● **REQUIRED TASK**: Please restate the following records word for word.

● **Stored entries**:
************

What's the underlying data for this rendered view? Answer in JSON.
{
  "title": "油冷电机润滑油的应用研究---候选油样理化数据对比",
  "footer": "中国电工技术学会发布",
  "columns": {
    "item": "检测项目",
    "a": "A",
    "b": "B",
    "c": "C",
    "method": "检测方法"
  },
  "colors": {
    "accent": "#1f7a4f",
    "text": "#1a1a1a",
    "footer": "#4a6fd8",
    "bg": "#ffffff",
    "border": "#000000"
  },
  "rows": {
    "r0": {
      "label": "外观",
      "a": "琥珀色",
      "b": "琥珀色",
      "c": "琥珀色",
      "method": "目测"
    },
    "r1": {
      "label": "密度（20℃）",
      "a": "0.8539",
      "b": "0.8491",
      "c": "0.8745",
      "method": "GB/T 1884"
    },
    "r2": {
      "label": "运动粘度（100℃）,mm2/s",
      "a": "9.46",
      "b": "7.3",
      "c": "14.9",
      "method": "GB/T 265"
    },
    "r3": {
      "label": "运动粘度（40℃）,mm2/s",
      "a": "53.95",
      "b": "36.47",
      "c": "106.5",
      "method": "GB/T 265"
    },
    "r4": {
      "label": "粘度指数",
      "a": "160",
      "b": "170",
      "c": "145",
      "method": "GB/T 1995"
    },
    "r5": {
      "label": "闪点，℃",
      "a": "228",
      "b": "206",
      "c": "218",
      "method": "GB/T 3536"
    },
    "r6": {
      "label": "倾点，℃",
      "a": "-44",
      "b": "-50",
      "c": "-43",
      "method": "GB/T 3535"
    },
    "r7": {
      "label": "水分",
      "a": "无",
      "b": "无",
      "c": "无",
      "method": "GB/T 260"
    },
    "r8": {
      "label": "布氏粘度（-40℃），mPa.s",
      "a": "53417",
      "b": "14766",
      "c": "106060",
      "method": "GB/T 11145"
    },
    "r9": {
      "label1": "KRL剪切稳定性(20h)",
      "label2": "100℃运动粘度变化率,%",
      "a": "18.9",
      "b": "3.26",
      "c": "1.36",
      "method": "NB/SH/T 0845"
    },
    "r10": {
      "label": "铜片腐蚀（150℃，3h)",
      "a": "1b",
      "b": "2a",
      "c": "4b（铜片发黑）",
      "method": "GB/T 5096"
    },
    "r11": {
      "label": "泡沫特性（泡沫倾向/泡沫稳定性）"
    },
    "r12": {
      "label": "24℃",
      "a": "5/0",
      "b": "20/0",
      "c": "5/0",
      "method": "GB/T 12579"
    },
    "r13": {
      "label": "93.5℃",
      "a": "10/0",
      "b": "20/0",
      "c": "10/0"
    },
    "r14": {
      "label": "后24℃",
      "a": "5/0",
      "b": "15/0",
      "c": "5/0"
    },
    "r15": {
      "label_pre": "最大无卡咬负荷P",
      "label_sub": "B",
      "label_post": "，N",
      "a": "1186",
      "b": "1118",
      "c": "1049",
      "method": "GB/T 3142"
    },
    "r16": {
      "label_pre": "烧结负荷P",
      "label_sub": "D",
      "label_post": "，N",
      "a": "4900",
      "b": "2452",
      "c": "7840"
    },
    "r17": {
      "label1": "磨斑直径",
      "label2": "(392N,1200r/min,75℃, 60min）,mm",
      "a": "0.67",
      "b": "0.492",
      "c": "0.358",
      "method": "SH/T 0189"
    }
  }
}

************

● **ANSWER TO THIS TASK**:
What's the underlying data for this rendered view? Answer in JSON.
{
  "title": "油冷电机润滑油的应用研究---候选油样理化数据对比",
  "footer": "中国电工技术学会发布",
  "columns": {
    "item": "检测项目",
    "a": "A",
    "b": "B",
    "c": "C",
    "method": "检测方法"
  },
  "colors": {
    "accent": "#1f7a4f",
    "text": "#1a1a1a",
    "footer": "#4a6fd8",
    "bg": "#ffffff",
    "border": "#000000"
  },
  "rows": {
    "r0": {
      "label": "外观",
      "a": "琥珀色",
      "b": "琥珀色",
      "c": "琥珀色",
      "method": "目测"
    },
    "r1": {
      "label": "密度（20℃）",
      "a": "0.8539",
      "b": "0.8491",
      "c": "0.8745",
      "method": "GB/T 1884"
    },
    "r2": {
      "label": "运动粘度（100℃）,mm2/s",
      "a": "9.46",
      "b": "7.3",
      "c": "14.9",
      "method": "GB/T 265"
    },
    "r3": {
      "label": "运动粘度（40℃）,mm2/s",
      "a": "53.95",
      "b": "36.47",
      "c": "106.5",
      "method": "GB/T 265"
    },
    "r4": {
      "label": "粘度指数",
      "a": "160",
      "b": "170",
      "c": "145",
      "method": "GB/T 1995"
    },
    "r5": {
      "label": "闪点，℃",
      "a": "228",
      "b": "206",
      "c": "218",
      "method": "GB/T 3536"
    },
    "r6": {
      "label": "倾点，℃",
      "a": "-44",
      "b": "-50",
      "c": "-43",
      "method": "GB/T 3535"
    },
    "r7": {
      "label": "水分",
      "a": "无",
      "b": "无",
      "c": "无",
      "method": "GB/T 260"
    },
    "r8": {
      "label": "布氏粘度（-40℃），mPa.s",
      "a": "53417",
      "b": "14766",
      "c": "106060",
      "method": "GB/T 11145"
    },
    "r9": {
      "label1": "KRL剪切稳定性(20h)",
      "label2": "100℃运动粘度变化率,%",
      "a": "18.9",
      "b": "3.26",
      "c": "1.36",
      "method": "NB/SH/T 0845"
    },
    "r10": {
      "label": "铜片腐蚀（150℃，3h)",
      "a": "1b",
      "b": "2a",
      "c": "4b（铜片发黑）",
      "method": "GB/T 5096"
    },
    "r11": {
      "label": "泡沫特性（泡沫倾向/泡沫稳定性）"
    },
    "r12": {
      "label": "24℃",
      "a": "5/0",
      "b": "20/0",
      "c": "5/0",
      "method": "GB/T 12579"
    },
    "r13": {
      "label": "93.5℃",
      "a": "10/0",
      "b": "20/0",
      "c": "10/0"
    },
    "r14": {
      "label": "后24℃",
      "a": "5/0",
      "b": "15/0",
      "c": "5/0"
    },
    "r15": {
      "label_pre": "最大无卡咬负荷P",
      "label_sub": "B",
      "label_post": "，N",
      "a": "1186",
      "b": "1118",
      "c": "1049",
      "method": "GB/T 3142"
    },
    "r16": {
      "label_pre": "烧结负荷P",
      "label_sub": "D",
      "label_post": "，N",
      "a": "4900",
      "b": "2452",
      "c": "7840"
    },
    "r17": {
      "label1": "磨斑直径",
      "label2": "(392N,1200r/min,75℃, 60min）,mm",
      "a": "0.67",
      "b": "0.492",
      "c": "0.358",
      "method": "SH/T 0189"
    }
  }
}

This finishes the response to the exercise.